**** Exercise materials ****
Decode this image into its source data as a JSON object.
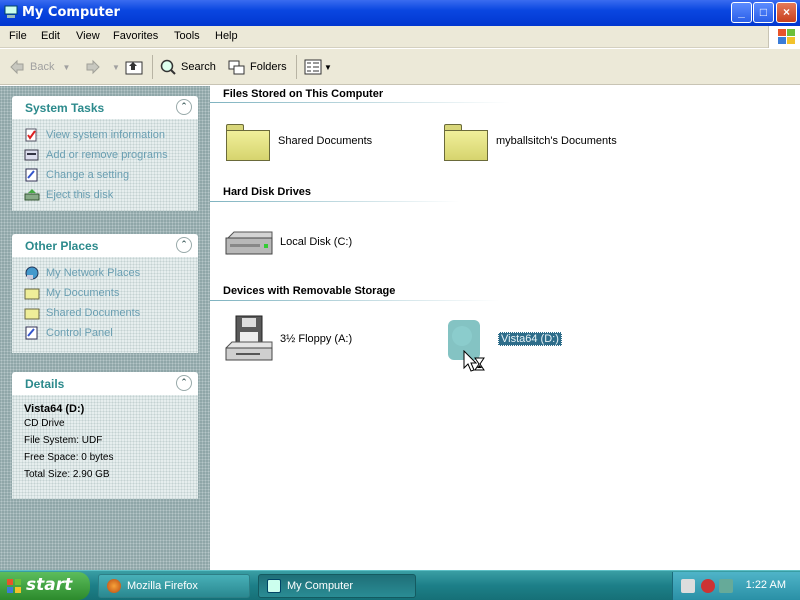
{
  "window": {
    "title": "My Computer"
  },
  "titlebar_buttons": {
    "minimize": "_",
    "maximize": "□",
    "close": "×"
  },
  "menu": [
    "File",
    "Edit",
    "View",
    "Favorites",
    "Tools",
    "Help"
  ],
  "toolbar": {
    "back": "Back",
    "search": "Search",
    "folders": "Folders"
  },
  "left": {
    "system_tasks": {
      "title": "System Tasks",
      "items": [
        "View system information",
        "Add or remove programs",
        "Change a setting",
        "Eject this disk"
      ]
    },
    "other_places": {
      "title": "Other Places",
      "items": [
        "My Network Places",
        "My Documents",
        "Shared Documents",
        "Control Panel"
      ]
    },
    "details": {
      "title": "Details",
      "name": "Vista64 (D:)",
      "type": "CD Drive",
      "file_system": "File System: UDF",
      "free_space": "Free Space: 0 bytes",
      "total_size": "Total Size: 2.90 GB"
    }
  },
  "right": {
    "groups": [
      {
        "title": "Files Stored on This Computer",
        "items": [
          "Shared Documents",
          "myballsitch's Documents"
        ]
      },
      {
        "title": "Hard Disk Drives",
        "items": [
          "Local Disk (C:)"
        ]
      },
      {
        "title": "Devices with Removable Storage",
        "items": [
          "3½ Floppy (A:)",
          "Vista64 (D:)"
        ]
      }
    ]
  },
  "taskbar": {
    "start": "start",
    "tasks": [
      "Mozilla Firefox",
      "My Computer"
    ],
    "clock": "1:22 AM"
  },
  "colors": {
    "title_bar": "#0a46e0",
    "taskbar": "#1d7f88",
    "start": "#2c8a2c",
    "panel_title": "#2c8a8c"
  }
}
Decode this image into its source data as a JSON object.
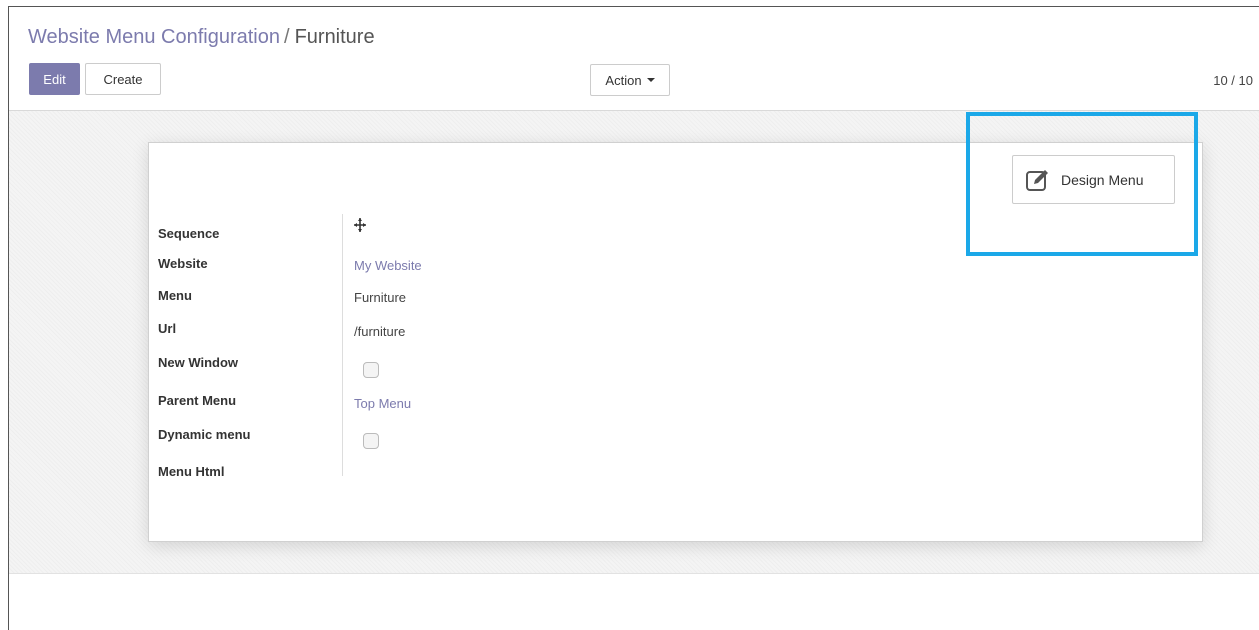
{
  "breadcrumb": {
    "parent": "Website Menu Configuration",
    "separator": "/",
    "current": "Furniture"
  },
  "toolbar": {
    "edit_label": "Edit",
    "create_label": "Create",
    "action_label": "Action"
  },
  "pager": {
    "value": "10 / 10"
  },
  "design_button": {
    "label": "Design Menu",
    "icon": "edit-icon"
  },
  "form": {
    "labels": {
      "sequence": "Sequence",
      "website": "Website",
      "menu": "Menu",
      "url": "Url",
      "new_window": "New Window",
      "parent_menu": "Parent Menu",
      "dynamic_menu": "Dynamic menu",
      "menu_html": "Menu Html"
    },
    "values": {
      "sequence_icon": "drag-handle-icon",
      "website": "My Website",
      "menu": "Furniture",
      "url": "/furniture",
      "new_window": false,
      "parent_menu": "Top Menu",
      "dynamic_menu": false
    }
  },
  "colors": {
    "primary": "#7c7bad",
    "highlight": "#1ba8e8"
  }
}
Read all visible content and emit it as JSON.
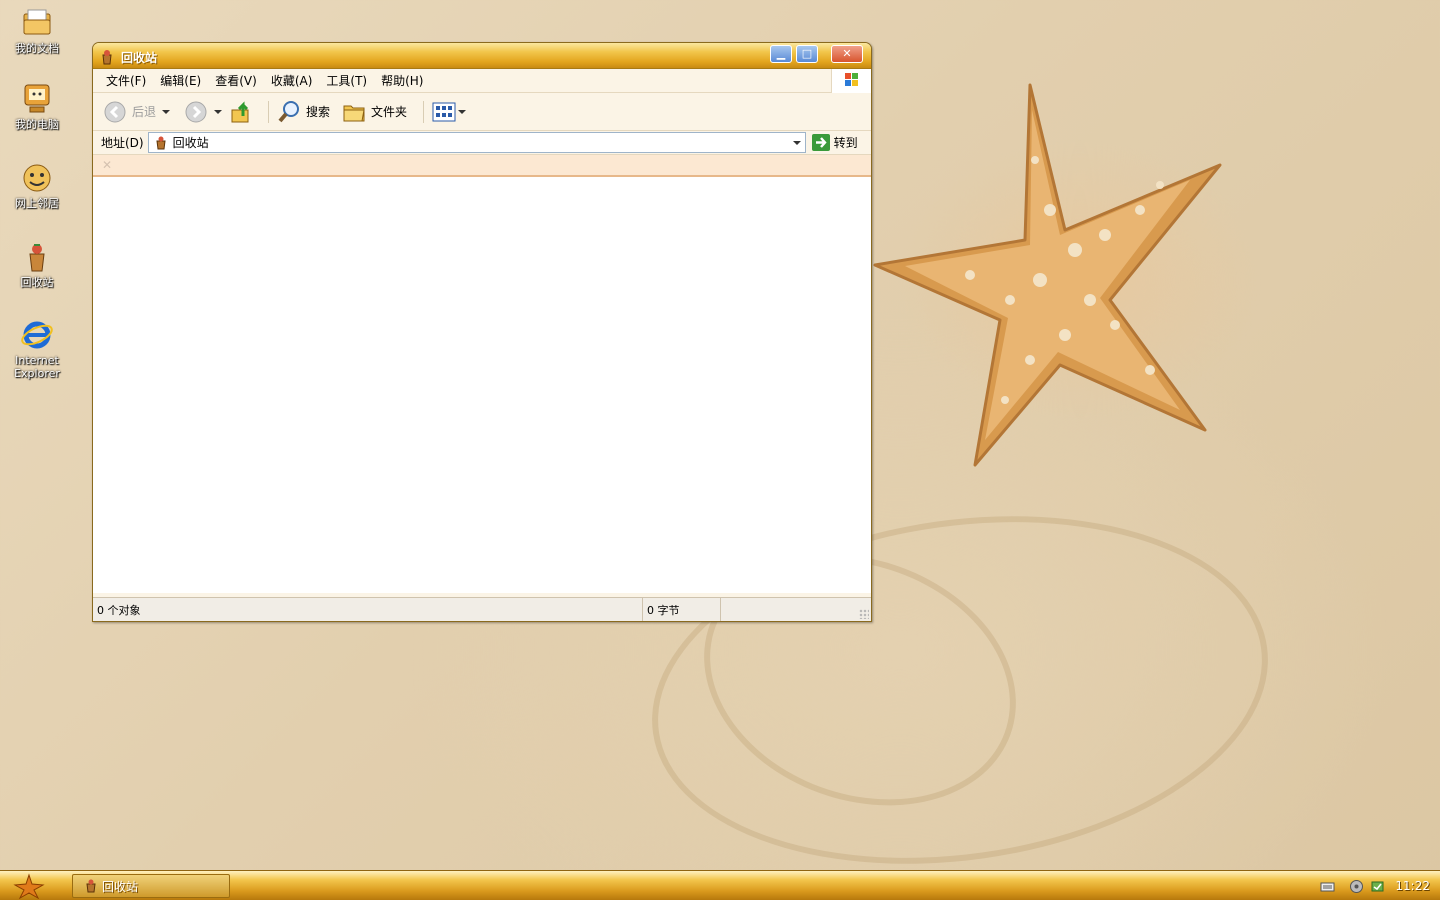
{
  "desktop": {
    "icons": [
      {
        "label": "我的文档"
      },
      {
        "label": "我的电脑"
      },
      {
        "label": "网上邻居"
      },
      {
        "label": "回收站"
      },
      {
        "label": "Internet Explorer"
      }
    ]
  },
  "window": {
    "title": "回收站",
    "buttons": {
      "minimize": "▁",
      "maximize": "□",
      "close": "✕"
    },
    "menu": [
      "文件(F)",
      "编辑(E)",
      "查看(V)",
      "收藏(A)",
      "工具(T)",
      "帮助(H)"
    ],
    "toolbar": {
      "back": "后退",
      "search": "搜索",
      "folders": "文件夹"
    },
    "address": {
      "label": "地址(D)",
      "value": "回收站",
      "go": "转到"
    },
    "status": {
      "objects": "0 个对象",
      "size": "0 字节"
    }
  },
  "taskbar": {
    "task": "回收站",
    "clock": "11:22"
  },
  "colors": {
    "title_gradient_top": "#fbe7a0",
    "title_gradient_bottom": "#c98b12",
    "window_bg": "#fbf4e6",
    "links_bar": "#fce8d2"
  }
}
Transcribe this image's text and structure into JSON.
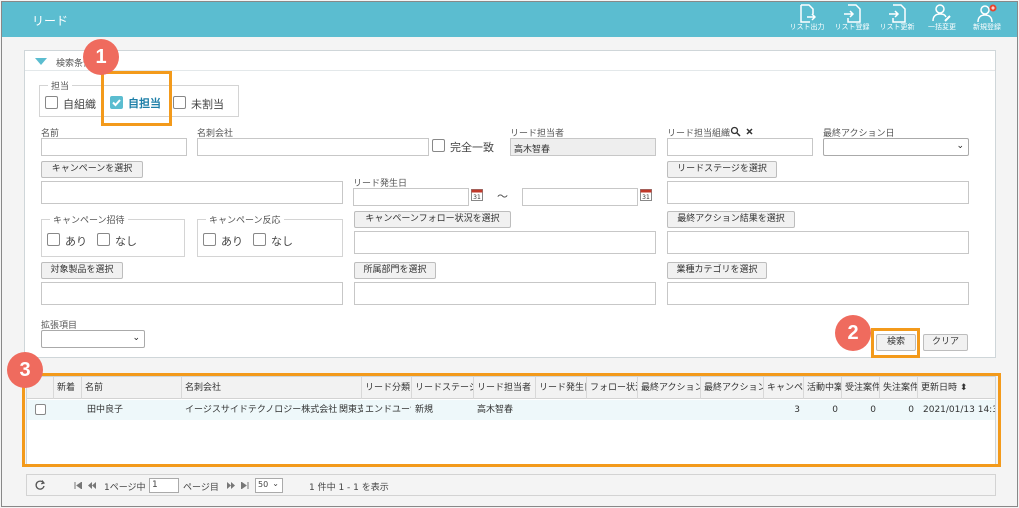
{
  "app": {
    "title": "リード"
  },
  "toolbar": {
    "list_output": "リスト出力",
    "list_register": "リスト登録",
    "list_update": "リスト更新",
    "bulk_change": "一括変更",
    "new_register": "新規登録"
  },
  "search": {
    "panel_title": "検索条件",
    "owner_group": {
      "legend": "担当",
      "my_org": "自組織",
      "mine": "自担当",
      "unassigned": "未割当"
    },
    "name_label": "名前",
    "card_company_label": "名刺会社",
    "exact_match": "完全一致",
    "lead_owner_label": "リード担当者",
    "lead_owner_value": "高木智春",
    "lead_owner_org_label": "リード担当組織",
    "last_action_date_label": "最終アクション日",
    "campaign_button": "キャンペーンを選択",
    "lead_date_label": "リード発生日",
    "date_tilde": "～",
    "lead_stage_button": "リードステージを選択",
    "campaign_invite": {
      "legend": "キャンペーン招待",
      "yes": "あり",
      "no": "なし"
    },
    "campaign_response": {
      "legend": "キャンペーン反応",
      "yes": "あり",
      "no": "なし"
    },
    "campaign_follow_button": "キャンペーンフォロー状況を選択",
    "last_action_result_button": "最終アクション結果を選択",
    "product_button": "対象製品を選択",
    "department_button": "所属部門を選択",
    "industry_button": "業種カテゴリを選択",
    "ext_label": "拡張項目",
    "search_button": "検索",
    "clear_button": "クリア"
  },
  "steps": {
    "one": "1",
    "two": "2",
    "three": "3"
  },
  "grid": {
    "headers": [
      "新着",
      "名前",
      "名刺会社",
      "リード分類",
      "リードステージ",
      "リード担当者",
      "リード発生日",
      "フォロー状況",
      "最終アクション",
      "最終アクション",
      "キャンペーン",
      "活動中案件",
      "受注案件",
      "失注案件",
      "更新日時"
    ],
    "sort_glyph": "⬍",
    "row": {
      "new": "",
      "name": "田中良子",
      "company": "イージスサイドテクノロジー株式会社",
      "category": "関東支社",
      "stage_type": "エンドユーザー",
      "stage": "新規",
      "owner": "高木智春",
      "lead_date": "",
      "follow": "",
      "last_action1": "",
      "last_action2": "",
      "campaign": "3",
      "active": "0",
      "won": "0",
      "lost": "0",
      "updated": "2021/01/13 14:3"
    }
  },
  "pager": {
    "page_prefix": "1ページ中",
    "page_value": "1",
    "page_suffix": "ページ目",
    "per_page": "50",
    "summary": "1 件中 1 - 1 を表示"
  },
  "colors": {
    "accent": "#5bbdd0",
    "highlight": "#f39a1b",
    "step_badge": "#ef6b5e"
  }
}
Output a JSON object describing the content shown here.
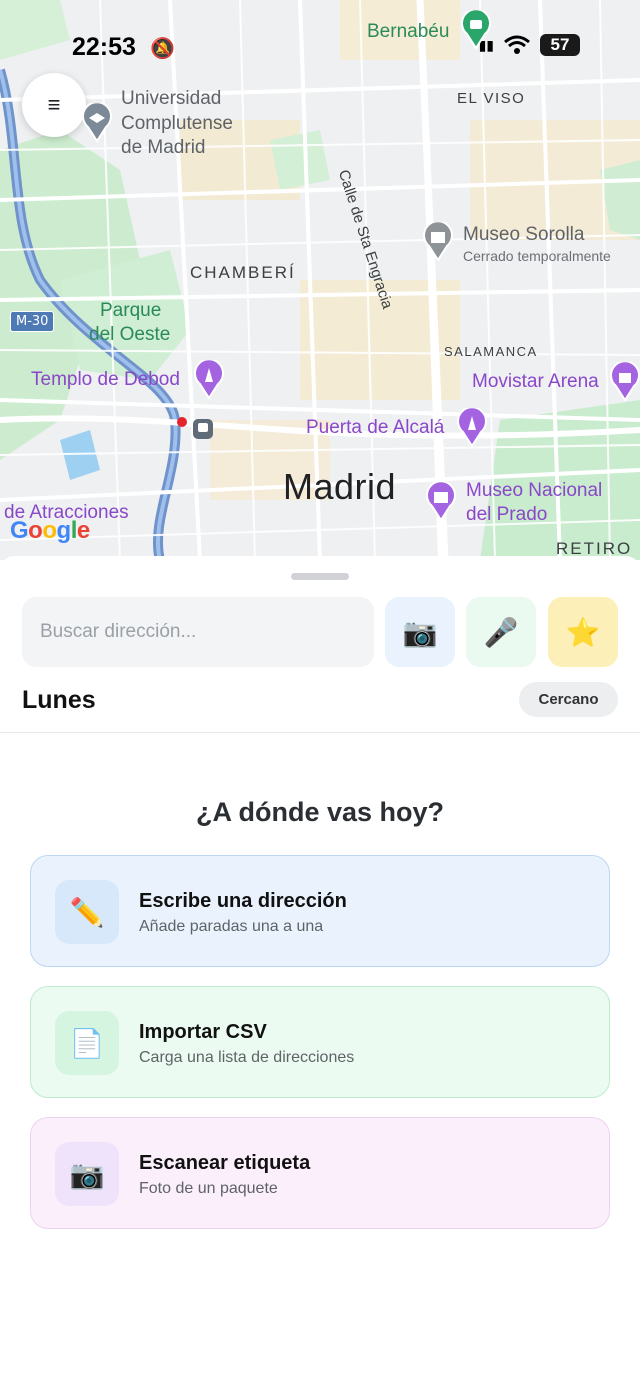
{
  "status_bar": {
    "time": "22:53",
    "battery": "57"
  },
  "map": {
    "labels": {
      "bernabeu": "Bernabéu",
      "universidad_1": "Universidad",
      "universidad_2": "Complutense",
      "universidad_3": "de Madrid",
      "el_viso": "EL VISO",
      "street_sta_engracia": "Calle de Sta Engracia",
      "museo_sorolla": "Museo Sorolla",
      "sorolla_status": "Cerrado temporalmente",
      "chamberi": "CHAMBERÍ",
      "parque_1": "Parque",
      "parque_2": "del Oeste",
      "m30": "M-30",
      "salamanca": "SALAMANCA",
      "templo_debod": "Templo de Debod",
      "movistar_arena": "Movistar Arena",
      "puerta_alcala": "Puerta de Alcalá",
      "madrid": "Madrid",
      "museo_prado_1": "Museo Nacional",
      "museo_prado_2": "del Prado",
      "atracciones": "de Atracciones",
      "retiro": "RETIRO",
      "google_g": "G",
      "google_o1": "o",
      "google_o2": "o",
      "google_g2": "g",
      "google_l": "l",
      "google_e": "e"
    },
    "menu_icon": "≡"
  },
  "sheet": {
    "search_placeholder": "Buscar dirección...",
    "camera_icon": "📷",
    "mic_icon": "🎤",
    "star_icon": "⭐",
    "day_title": "Lunes",
    "nearby_label": "Cercano",
    "prompt": "¿A dónde vas hoy?",
    "cards": [
      {
        "icon": "✏️",
        "title": "Escribe una dirección",
        "subtitle": "Añade paradas una a una"
      },
      {
        "icon": "📄",
        "title": "Importar CSV",
        "subtitle": "Carga una lista de direcciones"
      },
      {
        "icon": "📷",
        "title": "Escanear etiqueta",
        "subtitle": "Foto de un paquete"
      }
    ]
  },
  "colors": {
    "accent_green": "#2a8a58",
    "poi_purple": "#8a47c9",
    "card_blue": "#eaf3fd",
    "card_green": "#ecfbf1",
    "card_pink": "#fbeffc"
  }
}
****
--- Objective ---
Pick out every line above that contains the word "subtitle" and copy it.

--- Written solution ---
        "subtitle": "Añade paradas una a una"
        "subtitle": "Carga una lista de direcciones"
        "subtitle": "Foto de un paquete"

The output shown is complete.